+++ Entries shown

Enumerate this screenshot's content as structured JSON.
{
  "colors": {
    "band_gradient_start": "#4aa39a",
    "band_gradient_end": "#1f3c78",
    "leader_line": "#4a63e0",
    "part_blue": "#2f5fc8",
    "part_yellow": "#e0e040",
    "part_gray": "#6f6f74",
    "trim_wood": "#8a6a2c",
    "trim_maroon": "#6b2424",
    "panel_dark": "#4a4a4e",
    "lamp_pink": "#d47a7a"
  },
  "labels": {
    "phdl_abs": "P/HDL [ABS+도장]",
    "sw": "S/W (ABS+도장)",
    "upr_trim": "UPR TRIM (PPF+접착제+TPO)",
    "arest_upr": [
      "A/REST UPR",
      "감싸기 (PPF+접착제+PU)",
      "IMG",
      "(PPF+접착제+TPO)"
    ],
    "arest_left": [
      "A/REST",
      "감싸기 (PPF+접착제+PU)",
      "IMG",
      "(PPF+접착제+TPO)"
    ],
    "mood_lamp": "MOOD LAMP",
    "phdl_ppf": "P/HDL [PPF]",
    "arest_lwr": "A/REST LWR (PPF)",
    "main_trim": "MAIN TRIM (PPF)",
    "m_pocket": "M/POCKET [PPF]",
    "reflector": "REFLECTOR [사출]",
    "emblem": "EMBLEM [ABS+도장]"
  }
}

++++++

[Direction]: Copy the material above verbatim.

[Result of this task]:
Enumerate this screenshot's content as structured JSON.
{
  "colors": {
    "band_gradient_start": "#4aa39a",
    "band_gradient_end": "#1f3c78",
    "leader_line": "#4a63e0",
    "part_blue": "#2f5fc8",
    "part_yellow": "#e0e040",
    "part_gray": "#6f6f74",
    "trim_wood": "#8a6a2c",
    "trim_maroon": "#6b2424",
    "panel_dark": "#4a4a4e",
    "lamp_pink": "#d47a7a"
  },
  "labels": {
    "phdl_abs": "P/HDL [ABS+도장]",
    "sw": "S/W (ABS+도장)",
    "upr_trim": "UPR TRIM (PPF+접착제+TPO)",
    "arest_upr": [
      "A/REST UPR",
      "감싸기 (PPF+접착제+PU)",
      "IMG",
      "(PPF+접착제+TPO)"
    ],
    "arest_left": [
      "A/REST",
      "감싸기 (PPF+접착제+PU)",
      "IMG",
      "(PPF+접착제+TPO)"
    ],
    "mood_lamp": "MOOD LAMP",
    "phdl_ppf": "P/HDL [PPF]",
    "arest_lwr": "A/REST LWR (PPF)",
    "main_trim": "MAIN TRIM (PPF)",
    "m_pocket": "M/POCKET [PPF]",
    "reflector": "REFLECTOR [사출]",
    "emblem": "EMBLEM [ABS+도장]"
  }
}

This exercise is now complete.